Goal: Please give the listing lines as a Markdown table, starting at the line that contains "left-tick-label: 20000 [718, 274, 758, 289]" and ending at the line that contains "bar-1-3月 [825, 272, 840, 306]", with columns Row and Text. Number each row and leave out any blank lines.

Dataset:
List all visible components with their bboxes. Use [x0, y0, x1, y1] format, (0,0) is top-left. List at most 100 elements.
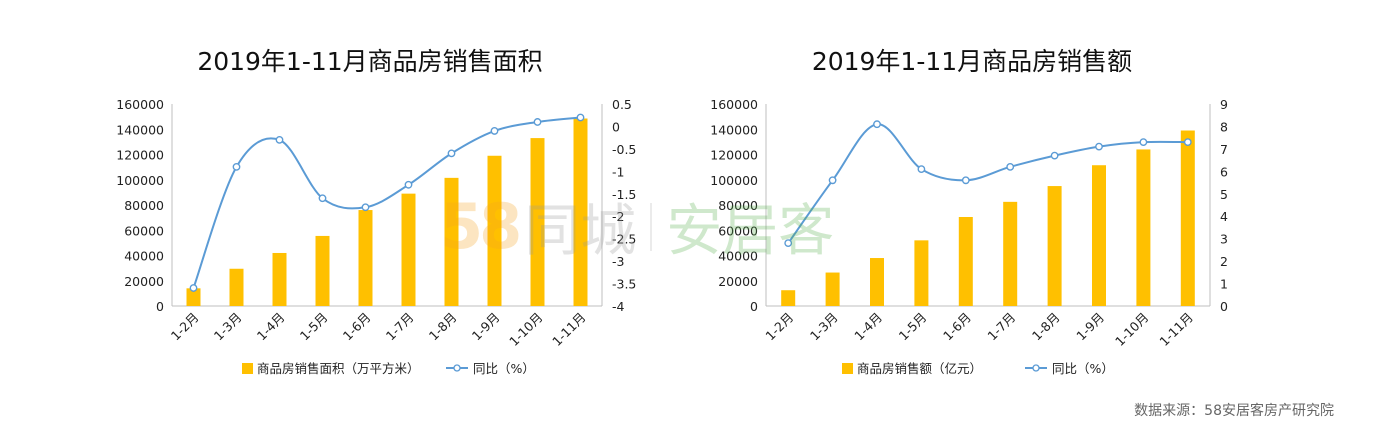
left-tick-label: 20000 [718, 274, 758, 289]
right-tick-label: -3 [612, 254, 624, 269]
x-tick-label: 1-5月 [896, 310, 930, 344]
yoy-point-1-6月 [961, 176, 970, 185]
data-source: 数据来源：58安居客房产研究院 [1134, 403, 1334, 419]
x-tick-label: 1-8月 [1029, 310, 1063, 344]
left-tick-label: 100000 [116, 173, 164, 188]
x-tick-label: 1-11月 [1156, 310, 1196, 350]
legend-bar-swatch [242, 363, 253, 374]
left-tick-label: 40000 [124, 249, 164, 264]
bar-1-10月 [530, 138, 545, 306]
bar-1-3月 [825, 272, 840, 306]
x-tick-label: 1-6月 [340, 310, 374, 344]
area-chart: 0 20000 40000 60000 80000 100000 120000 140000 1… [116, 97, 636, 376]
left-tick-label: 60000 [124, 223, 164, 238]
right-tick-label: 4 [1220, 209, 1228, 224]
right-tick-label: 6 [1220, 164, 1228, 179]
right-tick-label: 1 [1220, 277, 1228, 292]
right-tick-label: -3.5 [612, 277, 636, 292]
yoy-point-1-2月 [189, 284, 198, 292]
right-tick-label: -1.5 [612, 187, 636, 202]
x-tick-label: 1-5月 [297, 310, 331, 344]
yoy-point-1-8月 [447, 149, 456, 158]
legend-bar-label: 商品房销售额（亿元） [857, 361, 982, 376]
yoy-point-1-7月 [1006, 162, 1015, 171]
bar-1-9月 [1092, 165, 1106, 306]
right-tick-label: 7 [1220, 142, 1228, 157]
x-tick-label: 1-2月 [762, 310, 796, 344]
bar-1-5月 [315, 235, 330, 306]
yoy-point-1-9月 [490, 127, 499, 135]
yoy-point-1-5月 [917, 165, 926, 173]
left-tick-label: 160000 [116, 97, 164, 112]
right-tick-label: -4 [612, 299, 625, 314]
yoy-point-1-11月 [576, 113, 585, 122]
x-tick-label: 1-2月 [168, 310, 202, 344]
left-tick-label: 140000 [710, 122, 758, 137]
yoy-point-1-10月 [1139, 138, 1148, 147]
bar-1-6月 [358, 210, 373, 306]
left-tick-label: 20000 [124, 274, 164, 289]
right-tick-label: 8 [1220, 119, 1228, 134]
chart-title-sales: 2019年1-11月商品房销售额 [811, 47, 1133, 76]
chart-title-area: 2019年1-11月商品房销售面积 [197, 47, 543, 76]
left-tick-label: 120000 [116, 148, 164, 163]
right-tick-label: 0 [612, 119, 620, 134]
right-tick-label: 0.5 [612, 97, 632, 112]
bar-1-8月 [1047, 186, 1062, 306]
bar-1-2月 [781, 290, 796, 306]
right-tick-label: -2.5 [612, 232, 636, 247]
left-tick-label: 40000 [718, 249, 758, 264]
bar-1-5月 [914, 240, 929, 306]
bar-1-9月 [487, 155, 502, 306]
sales-chart: 0 20000 40000 60000 80000 100000 120000 140000 1… [710, 97, 1228, 376]
right-tick-label: -1 [612, 164, 624, 179]
right-tick-label: 2 [1220, 254, 1228, 269]
left-tick-label: 80000 [124, 198, 164, 213]
x-tick-label: 1-9月 [1073, 310, 1107, 344]
bar-1-2月 [186, 288, 201, 306]
x-tick-label: 1-6月 [940, 310, 974, 344]
x-tick-label: 1-10月 [506, 310, 546, 350]
yoy-point-1-11月 [1183, 138, 1192, 147]
yoy-point-1-7月 [404, 180, 413, 189]
bar-1-11月 [573, 118, 588, 306]
x-tick-label: 1-10月 [1112, 310, 1152, 350]
x-tick-label: 1-4月 [254, 310, 288, 344]
bar-1-6月 [958, 216, 973, 306]
yoy-point-1-9月 [1095, 142, 1103, 151]
right-tick-label: 0 [1220, 299, 1228, 314]
legend-bar-label: 商品房销售面积（万平方米） [257, 361, 420, 376]
right-tick-label: -2 [612, 209, 624, 224]
right-tick-label: 3 [1220, 232, 1228, 247]
left-tick-label: 0 [750, 299, 758, 314]
legend-line-marker [453, 364, 461, 372]
bar-1-7月 [401, 193, 416, 306]
bar-1-10月 [1136, 149, 1151, 306]
yoy-line [192, 116, 581, 289]
right-tick-label: 9 [1220, 97, 1228, 112]
yoy-point-1-4月 [275, 136, 284, 144]
yoy-point-1-10月 [533, 118, 542, 126]
left-tick-label: 60000 [718, 223, 758, 238]
bar-1-7月 [1003, 201, 1018, 306]
legend-line-marker [1032, 364, 1040, 372]
x-tick-label: 1-4月 [851, 310, 885, 344]
legend-line-label: 同比（%） [473, 361, 535, 376]
right-tick-label: 5 [1220, 187, 1228, 202]
x-tick-label: 1-8月 [426, 310, 460, 344]
bar-1-4月 [870, 258, 884, 306]
yoy-point-1-3月 [232, 162, 241, 171]
yoy-point-1-5月 [318, 194, 327, 203]
yoy-point-1-8月 [1050, 151, 1059, 160]
left-tick-label: 120000 [710, 148, 758, 163]
right-tick-label: -0.5 [612, 142, 636, 157]
left-tick-label: 80000 [718, 198, 758, 213]
yoy-point-1-3月 [828, 176, 837, 185]
x-tick-label: 1-11月 [549, 310, 589, 350]
yoy-point-1-4月 [873, 120, 881, 129]
left-tick-label: 100000 [710, 173, 758, 188]
left-tick-label: 0 [156, 299, 164, 314]
yoy-point-1-6月 [361, 203, 370, 212]
yoy-point-1-2月 [784, 239, 793, 248]
legend-line-label: 同比（%） [1052, 361, 1114, 376]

In response:
| Row | Text |
|---|---|
| 1 | left-tick-label: 20000 [718, 274, 758, 289] |
| 2 | right-tick-label: -3 [612, 254, 624, 269] |
| 3 | x-tick-label: 1-5月 [896, 310, 930, 344] |
| 4 | yoy-point-1-6月 [961, 176, 970, 185] |
| 5 | data-source: 数据来源：58安居客房产研究院 [1134, 403, 1334, 419] |
| 6 | x-tick-label: 1-8月 [1029, 310, 1063, 344] |
| 7 | left-tick-label: 100000 [116, 173, 164, 188] |
| 8 | x-tick-label: 1-11月 [1156, 310, 1196, 350] |
| 9 | legend-bar-swatch [242, 363, 253, 374] |
| 10 | left-tick-label: 40000 [124, 249, 164, 264] |
| 11 | bar-1-10月 [530, 138, 545, 306] |
| 12 | bar-1-3月 [825, 272, 840, 306] |